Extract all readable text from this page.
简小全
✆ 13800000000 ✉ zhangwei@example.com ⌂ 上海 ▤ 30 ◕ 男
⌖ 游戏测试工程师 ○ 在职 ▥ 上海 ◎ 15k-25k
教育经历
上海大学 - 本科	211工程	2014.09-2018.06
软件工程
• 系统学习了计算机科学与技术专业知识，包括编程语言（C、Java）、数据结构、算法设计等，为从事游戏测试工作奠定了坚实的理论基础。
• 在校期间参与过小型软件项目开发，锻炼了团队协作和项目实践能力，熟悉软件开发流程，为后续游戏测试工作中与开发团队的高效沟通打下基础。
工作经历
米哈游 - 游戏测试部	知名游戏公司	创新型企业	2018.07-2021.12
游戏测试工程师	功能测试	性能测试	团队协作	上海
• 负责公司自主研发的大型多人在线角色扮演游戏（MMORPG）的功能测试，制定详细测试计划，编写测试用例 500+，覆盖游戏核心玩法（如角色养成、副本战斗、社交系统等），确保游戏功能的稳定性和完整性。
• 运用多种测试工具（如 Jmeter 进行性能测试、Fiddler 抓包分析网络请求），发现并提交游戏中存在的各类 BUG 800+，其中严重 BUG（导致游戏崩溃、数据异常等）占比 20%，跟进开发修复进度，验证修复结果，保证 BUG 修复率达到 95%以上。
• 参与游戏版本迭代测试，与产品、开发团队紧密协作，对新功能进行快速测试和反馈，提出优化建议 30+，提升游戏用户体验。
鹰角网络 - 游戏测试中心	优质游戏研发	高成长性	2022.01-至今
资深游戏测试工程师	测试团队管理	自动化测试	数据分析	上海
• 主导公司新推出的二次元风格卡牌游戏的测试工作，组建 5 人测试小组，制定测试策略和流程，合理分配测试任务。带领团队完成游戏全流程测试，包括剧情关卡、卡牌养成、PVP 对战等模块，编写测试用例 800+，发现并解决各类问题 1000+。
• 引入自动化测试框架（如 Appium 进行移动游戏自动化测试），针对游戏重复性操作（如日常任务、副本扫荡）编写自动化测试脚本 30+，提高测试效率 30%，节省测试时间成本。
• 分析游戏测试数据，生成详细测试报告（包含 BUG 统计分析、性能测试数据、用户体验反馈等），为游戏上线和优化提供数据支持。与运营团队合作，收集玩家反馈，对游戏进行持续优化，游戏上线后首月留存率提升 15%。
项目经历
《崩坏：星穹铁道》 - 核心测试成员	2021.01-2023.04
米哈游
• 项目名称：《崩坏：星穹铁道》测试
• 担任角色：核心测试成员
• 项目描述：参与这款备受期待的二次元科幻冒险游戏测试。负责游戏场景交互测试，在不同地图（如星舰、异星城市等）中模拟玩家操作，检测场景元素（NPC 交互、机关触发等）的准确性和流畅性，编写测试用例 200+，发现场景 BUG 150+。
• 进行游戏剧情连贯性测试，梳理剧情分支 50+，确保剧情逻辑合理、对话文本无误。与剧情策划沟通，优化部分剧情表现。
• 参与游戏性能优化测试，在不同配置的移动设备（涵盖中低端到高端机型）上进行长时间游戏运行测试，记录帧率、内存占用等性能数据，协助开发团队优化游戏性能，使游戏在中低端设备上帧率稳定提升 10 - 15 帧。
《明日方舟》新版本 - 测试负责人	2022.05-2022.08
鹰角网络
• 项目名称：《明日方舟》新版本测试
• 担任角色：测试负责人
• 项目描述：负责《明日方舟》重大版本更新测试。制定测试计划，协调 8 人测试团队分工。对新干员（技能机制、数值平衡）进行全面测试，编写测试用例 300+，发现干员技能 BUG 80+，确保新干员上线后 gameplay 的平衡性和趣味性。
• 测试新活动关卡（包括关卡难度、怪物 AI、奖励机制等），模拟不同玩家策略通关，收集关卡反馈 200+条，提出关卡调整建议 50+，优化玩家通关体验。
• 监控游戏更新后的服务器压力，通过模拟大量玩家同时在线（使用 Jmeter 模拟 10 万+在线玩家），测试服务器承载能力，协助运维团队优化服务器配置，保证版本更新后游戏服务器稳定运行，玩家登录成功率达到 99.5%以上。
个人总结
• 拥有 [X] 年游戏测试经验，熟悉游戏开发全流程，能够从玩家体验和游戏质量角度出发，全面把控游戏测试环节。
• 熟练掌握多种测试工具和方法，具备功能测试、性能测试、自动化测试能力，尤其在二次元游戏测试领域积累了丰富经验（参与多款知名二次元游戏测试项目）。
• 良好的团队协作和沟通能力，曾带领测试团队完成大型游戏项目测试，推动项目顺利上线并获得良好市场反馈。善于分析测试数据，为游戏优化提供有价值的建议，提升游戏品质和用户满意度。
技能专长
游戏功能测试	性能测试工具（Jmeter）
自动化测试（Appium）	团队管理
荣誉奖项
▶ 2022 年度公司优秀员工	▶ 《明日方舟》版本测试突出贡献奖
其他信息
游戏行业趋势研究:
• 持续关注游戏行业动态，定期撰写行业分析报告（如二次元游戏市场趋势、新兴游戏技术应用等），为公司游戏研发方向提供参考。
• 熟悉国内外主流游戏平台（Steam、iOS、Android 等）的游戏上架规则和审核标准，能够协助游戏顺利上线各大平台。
---+---
### Direction:
Copy out all lines above that include the string "鹰角网络".

### Final result:
鹰角网络 - 游戏测试中心	优质游戏研发	高成长性	2022.01-至今
鹰角网络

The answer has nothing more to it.